§ DO THIS: Pictures appear in the records below; write out everything else exactly.

━━━━━ RECORDS TO USE ━━━━━

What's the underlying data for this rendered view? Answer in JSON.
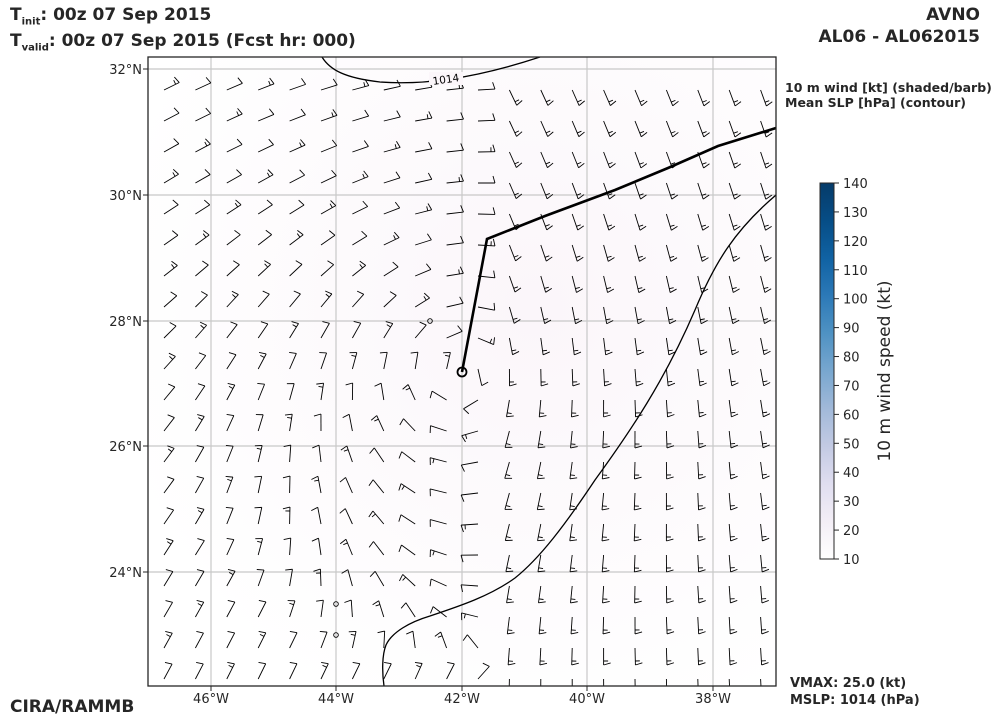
{
  "header": {
    "t_init_label": "T",
    "t_init_sub": "init",
    "t_init_value": ":  00z 07 Sep 2015",
    "t_valid_label": "T",
    "t_valid_sub": "valid",
    "t_valid_value": ": 00z 07 Sep 2015 (Fcst hr: 000)",
    "model": "AVNO",
    "storm": "AL06 - AL062015"
  },
  "legend_notes": {
    "line1": "10 m wind [kt] (shaded/barb)",
    "line2": "Mean SLP [hPa] (contour)"
  },
  "map": {
    "lon_ticks": [
      "46°W",
      "44°W",
      "42°W",
      "40°W",
      "38°W"
    ],
    "lat_ticks": [
      "32°N",
      "30°N",
      "28°N",
      "26°N",
      "24°N"
    ],
    "contour_label": "1014",
    "lon_range": [
      -47,
      -37
    ],
    "lat_range": [
      22.2,
      32.2
    ]
  },
  "colorbar": {
    "label": "10 m wind speed (kt)",
    "ticks": [
      "140",
      "130",
      "120",
      "110",
      "100",
      "90",
      "80",
      "70",
      "60",
      "50",
      "40",
      "30",
      "20",
      "10"
    ],
    "colors": [
      "#ffffff",
      "#f3eef6",
      "#e0def0",
      "#c3cae3",
      "#a1b9d9",
      "#78a7cf",
      "#4f92c3",
      "#2c79b7",
      "#1062a3",
      "#064d86",
      "#053b69"
    ]
  },
  "stats": {
    "vmax": "VMAX:  25.0 (kt)",
    "mslp": "MSLP: 1014 (hPa)"
  },
  "credit": "CIRA/RAMMB"
}
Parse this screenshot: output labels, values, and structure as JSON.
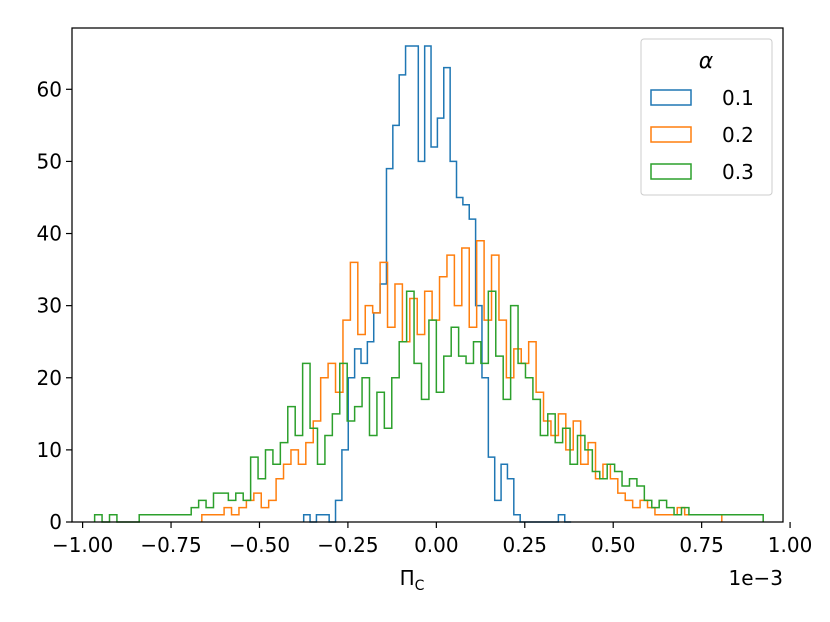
{
  "chart_data": {
    "type": "histogram",
    "xlabel": "Π",
    "xlabel_sub": "C",
    "ylabel": "",
    "x_offset_label": "1e−3",
    "xlim": [
      -1.03,
      0.98
    ],
    "ylim": [
      0,
      68.5
    ],
    "xticks": [
      -1.0,
      -0.75,
      -0.5,
      -0.25,
      0.0,
      0.25,
      0.5,
      0.75,
      1.0
    ],
    "xtick_labels": [
      "−1.00",
      "−0.75",
      "−0.50",
      "−0.25",
      "0.00",
      "0.25",
      "0.50",
      "0.75",
      "1.00"
    ],
    "yticks": [
      0,
      10,
      20,
      30,
      40,
      50,
      60
    ],
    "ytick_labels": [
      "0",
      "10",
      "20",
      "30",
      "40",
      "50",
      "60"
    ],
    "legend": {
      "title": "α",
      "position": "upper right"
    },
    "grid": false,
    "series": [
      {
        "name": "0.1",
        "color": "#1f77b4",
        "edges": [
          -0.375,
          -0.357,
          -0.339,
          -0.321,
          -0.303,
          -0.285,
          -0.267,
          -0.249,
          -0.231,
          -0.213,
          -0.195,
          -0.177,
          -0.159,
          -0.141,
          -0.123,
          -0.105,
          -0.087,
          -0.069,
          -0.051,
          -0.033,
          -0.015,
          0.003,
          0.021,
          0.039,
          0.057,
          0.075,
          0.093,
          0.111,
          0.129,
          0.147,
          0.165,
          0.183,
          0.201,
          0.219,
          0.237,
          0.255,
          0.273,
          0.291,
          0.309,
          0.327,
          0.345,
          0.363,
          0.381
        ],
        "counts": [
          1,
          0,
          1,
          1,
          0,
          3,
          10,
          20,
          24,
          22,
          25,
          29,
          33,
          49,
          55,
          62,
          66,
          66,
          50,
          66,
          52,
          56,
          63,
          50,
          45,
          44,
          42,
          30,
          20,
          9,
          3,
          8,
          6,
          1,
          0,
          0,
          0,
          0,
          0,
          0,
          1,
          0
        ]
      },
      {
        "name": "0.2",
        "color": "#ff7f0e",
        "edges": [
          -0.663,
          -0.642,
          -0.621,
          -0.6,
          -0.579,
          -0.558,
          -0.537,
          -0.516,
          -0.495,
          -0.474,
          -0.453,
          -0.432,
          -0.411,
          -0.39,
          -0.369,
          -0.348,
          -0.327,
          -0.306,
          -0.285,
          -0.264,
          -0.243,
          -0.222,
          -0.201,
          -0.18,
          -0.159,
          -0.138,
          -0.117,
          -0.096,
          -0.075,
          -0.054,
          -0.033,
          -0.012,
          0.009,
          0.03,
          0.051,
          0.072,
          0.093,
          0.114,
          0.135,
          0.156,
          0.177,
          0.198,
          0.219,
          0.24,
          0.261,
          0.282,
          0.303,
          0.324,
          0.345,
          0.366,
          0.387,
          0.408,
          0.429,
          0.45,
          0.471,
          0.492,
          0.513,
          0.534,
          0.555,
          0.576,
          0.597,
          0.618,
          0.639,
          0.66,
          0.681,
          0.702,
          0.723,
          0.744,
          0.765,
          0.786,
          0.807
        ],
        "counts": [
          1,
          1,
          1,
          2,
          1,
          2,
          3,
          4,
          2,
          3,
          6,
          8,
          10,
          8,
          11,
          14,
          20,
          22,
          18,
          28,
          36,
          26,
          30,
          29,
          36,
          27,
          33,
          25,
          31,
          26,
          32,
          28,
          34,
          37,
          30,
          38,
          27,
          39,
          28,
          37,
          28,
          20,
          24,
          22,
          25,
          18,
          14,
          12,
          15,
          10,
          14,
          8,
          11,
          6,
          8,
          6,
          4,
          3,
          2,
          3,
          2,
          1,
          1,
          1,
          2,
          1,
          1,
          1,
          1,
          1
        ]
      },
      {
        "name": "0.3",
        "color": "#2ca02c",
        "edges": [
          -0.966,
          -0.945,
          -0.924,
          -0.903,
          -0.882,
          -0.861,
          -0.84,
          -0.819,
          -0.798,
          -0.777,
          -0.756,
          -0.735,
          -0.714,
          -0.693,
          -0.672,
          -0.651,
          -0.63,
          -0.609,
          -0.588,
          -0.567,
          -0.546,
          -0.525,
          -0.504,
          -0.483,
          -0.462,
          -0.441,
          -0.42,
          -0.399,
          -0.378,
          -0.357,
          -0.336,
          -0.315,
          -0.294,
          -0.273,
          -0.252,
          -0.231,
          -0.21,
          -0.189,
          -0.168,
          -0.147,
          -0.126,
          -0.105,
          -0.084,
          -0.063,
          -0.042,
          -0.021,
          0.0,
          0.021,
          0.042,
          0.063,
          0.084,
          0.105,
          0.126,
          0.147,
          0.168,
          0.189,
          0.21,
          0.231,
          0.252,
          0.273,
          0.294,
          0.315,
          0.336,
          0.357,
          0.378,
          0.399,
          0.42,
          0.441,
          0.462,
          0.483,
          0.504,
          0.525,
          0.546,
          0.567,
          0.588,
          0.609,
          0.63,
          0.651,
          0.672,
          0.693,
          0.714,
          0.735,
          0.756,
          0.777,
          0.798,
          0.819,
          0.84,
          0.861,
          0.882,
          0.903,
          0.924
        ],
        "counts": [
          1,
          0,
          1,
          0,
          0,
          0,
          1,
          1,
          1,
          1,
          1,
          1,
          1,
          2,
          3,
          2,
          4,
          4,
          3,
          4,
          3,
          9,
          6,
          10,
          8,
          11,
          16,
          12,
          22,
          13,
          8,
          12,
          15,
          22,
          14,
          16,
          20,
          12,
          18,
          13,
          20,
          25,
          32,
          22,
          17,
          28,
          18,
          23,
          27,
          23,
          22,
          25,
          22,
          32,
          23,
          17,
          30,
          22,
          20,
          17,
          12,
          15,
          11,
          13,
          8,
          12,
          10,
          7,
          6,
          8,
          7,
          5,
          6,
          5,
          3,
          2,
          3,
          2,
          1,
          2,
          1,
          1,
          1,
          1,
          1,
          1,
          1,
          1,
          1,
          1
        ]
      }
    ]
  }
}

━━━━━

§ SOLUTION BELOW:
What's the underlying data for this rendered view? Answer in JSON.
{
  "header": {
    "t_init_label": "T",
    "t_init_sub": "init",
    "t_init_value": ":  00z 07 Sep 2015",
    "t_valid_label": "T",
    "t_valid_sub": "valid",
    "t_valid_value": ": 00z 07 Sep 2015 (Fcst hr: 000)",
    "model": "AVNO",
    "storm": "AL06 - AL062015"
  },
  "legend_notes": {
    "line1": "10 m wind [kt] (shaded/barb)",
    "line2": "Mean SLP [hPa] (contour)"
  },
  "map": {
    "lon_ticks": [
      "46°W",
      "44°W",
      "42°W",
      "40°W",
      "38°W"
    ],
    "lat_ticks": [
      "32°N",
      "30°N",
      "28°N",
      "26°N",
      "24°N"
    ],
    "contour_label": "1014",
    "lon_range": [
      -47,
      -37
    ],
    "lat_range": [
      22.2,
      32.2
    ]
  },
  "colorbar": {
    "label": "10 m wind speed (kt)",
    "ticks": [
      "140",
      "130",
      "120",
      "110",
      "100",
      "90",
      "80",
      "70",
      "60",
      "50",
      "40",
      "30",
      "20",
      "10"
    ],
    "colors": [
      "#ffffff",
      "#f3eef6",
      "#e0def0",
      "#c3cae3",
      "#a1b9d9",
      "#78a7cf",
      "#4f92c3",
      "#2c79b7",
      "#1062a3",
      "#064d86",
      "#053b69"
    ]
  },
  "stats": {
    "vmax": "VMAX:  25.0 (kt)",
    "mslp": "MSLP: 1014 (hPa)"
  },
  "credit": "CIRA/RAMMB"
}
Parse this screenshot: output labels, values, and structure as JSON.
{
  "chart_data": {
    "type": "histogram",
    "xlabel": "Π",
    "xlabel_sub": "C",
    "ylabel": "",
    "x_offset_label": "1e−3",
    "xlim": [
      -1.03,
      0.98
    ],
    "ylim": [
      0,
      68.5
    ],
    "xticks": [
      -1.0,
      -0.75,
      -0.5,
      -0.25,
      0.0,
      0.25,
      0.5,
      0.75,
      1.0
    ],
    "xtick_labels": [
      "−1.00",
      "−0.75",
      "−0.50",
      "−0.25",
      "0.00",
      "0.25",
      "0.50",
      "0.75",
      "1.00"
    ],
    "yticks": [
      0,
      10,
      20,
      30,
      40,
      50,
      60
    ],
    "ytick_labels": [
      "0",
      "10",
      "20",
      "30",
      "40",
      "50",
      "60"
    ],
    "legend": {
      "title": "α",
      "position": "upper right"
    },
    "grid": false,
    "series": [
      {
        "name": "0.1",
        "color": "#1f77b4",
        "edges": [
          -0.375,
          -0.357,
          -0.339,
          -0.321,
          -0.303,
          -0.285,
          -0.267,
          -0.249,
          -0.231,
          -0.213,
          -0.195,
          -0.177,
          -0.159,
          -0.141,
          -0.123,
          -0.105,
          -0.087,
          -0.069,
          -0.051,
          -0.033,
          -0.015,
          0.003,
          0.021,
          0.039,
          0.057,
          0.075,
          0.093,
          0.111,
          0.129,
          0.147,
          0.165,
          0.183,
          0.201,
          0.219,
          0.237,
          0.255,
          0.273,
          0.291,
          0.309,
          0.327,
          0.345,
          0.363,
          0.381
        ],
        "counts": [
          1,
          0,
          1,
          1,
          0,
          3,
          10,
          20,
          24,
          22,
          25,
          29,
          33,
          49,
          55,
          62,
          66,
          66,
          50,
          66,
          52,
          56,
          63,
          50,
          45,
          44,
          42,
          30,
          20,
          9,
          3,
          8,
          6,
          1,
          0,
          0,
          0,
          0,
          0,
          0,
          1,
          0
        ]
      },
      {
        "name": "0.2",
        "color": "#ff7f0e",
        "edges": [
          -0.663,
          -0.642,
          -0.621,
          -0.6,
          -0.579,
          -0.558,
          -0.537,
          -0.516,
          -0.495,
          -0.474,
          -0.453,
          -0.432,
          -0.411,
          -0.39,
          -0.369,
          -0.348,
          -0.327,
          -0.306,
          -0.285,
          -0.264,
          -0.243,
          -0.222,
          -0.201,
          -0.18,
          -0.159,
          -0.138,
          -0.117,
          -0.096,
          -0.075,
          -0.054,
          -0.033,
          -0.012,
          0.009,
          0.03,
          0.051,
          0.072,
          0.093,
          0.114,
          0.135,
          0.156,
          0.177,
          0.198,
          0.219,
          0.24,
          0.261,
          0.282,
          0.303,
          0.324,
          0.345,
          0.366,
          0.387,
          0.408,
          0.429,
          0.45,
          0.471,
          0.492,
          0.513,
          0.534,
          0.555,
          0.576,
          0.597,
          0.618,
          0.639,
          0.66,
          0.681,
          0.702,
          0.723,
          0.744,
          0.765,
          0.786,
          0.807
        ],
        "counts": [
          1,
          1,
          1,
          2,
          1,
          2,
          3,
          4,
          2,
          3,
          6,
          8,
          10,
          8,
          11,
          14,
          20,
          22,
          18,
          28,
          36,
          26,
          30,
          29,
          36,
          27,
          33,
          25,
          31,
          26,
          32,
          28,
          34,
          37,
          30,
          38,
          27,
          39,
          28,
          37,
          28,
          20,
          24,
          22,
          25,
          18,
          14,
          12,
          15,
          10,
          14,
          8,
          11,
          6,
          8,
          6,
          4,
          3,
          2,
          3,
          2,
          1,
          1,
          1,
          2,
          1,
          1,
          1,
          1,
          1
        ]
      },
      {
        "name": "0.3",
        "color": "#2ca02c",
        "edges": [
          -0.966,
          -0.945,
          -0.924,
          -0.903,
          -0.882,
          -0.861,
          -0.84,
          -0.819,
          -0.798,
          -0.777,
          -0.756,
          -0.735,
          -0.714,
          -0.693,
          -0.672,
          -0.651,
          -0.63,
          -0.609,
          -0.588,
          -0.567,
          -0.546,
          -0.525,
          -0.504,
          -0.483,
          -0.462,
          -0.441,
          -0.42,
          -0.399,
          -0.378,
          -0.357,
          -0.336,
          -0.315,
          -0.294,
          -0.273,
          -0.252,
          -0.231,
          -0.21,
          -0.189,
          -0.168,
          -0.147,
          -0.126,
          -0.105,
          -0.084,
          -0.063,
          -0.042,
          -0.021,
          0.0,
          0.021,
          0.042,
          0.063,
          0.084,
          0.105,
          0.126,
          0.147,
          0.168,
          0.189,
          0.21,
          0.231,
          0.252,
          0.273,
          0.294,
          0.315,
          0.336,
          0.357,
          0.378,
          0.399,
          0.42,
          0.441,
          0.462,
          0.483,
          0.504,
          0.525,
          0.546,
          0.567,
          0.588,
          0.609,
          0.63,
          0.651,
          0.672,
          0.693,
          0.714,
          0.735,
          0.756,
          0.777,
          0.798,
          0.819,
          0.84,
          0.861,
          0.882,
          0.903,
          0.924
        ],
        "counts": [
          1,
          0,
          1,
          0,
          0,
          0,
          1,
          1,
          1,
          1,
          1,
          1,
          1,
          2,
          3,
          2,
          4,
          4,
          3,
          4,
          3,
          9,
          6,
          10,
          8,
          11,
          16,
          12,
          22,
          13,
          8,
          12,
          15,
          22,
          14,
          16,
          20,
          12,
          18,
          13,
          20,
          25,
          32,
          22,
          17,
          28,
          18,
          23,
          27,
          23,
          22,
          25,
          22,
          32,
          23,
          17,
          30,
          22,
          20,
          17,
          12,
          15,
          11,
          13,
          8,
          12,
          10,
          7,
          6,
          8,
          7,
          5,
          6,
          5,
          3,
          2,
          3,
          2,
          1,
          2,
          1,
          1,
          1,
          1,
          1,
          1,
          1,
          1,
          1,
          1
        ]
      }
    ]
  }
}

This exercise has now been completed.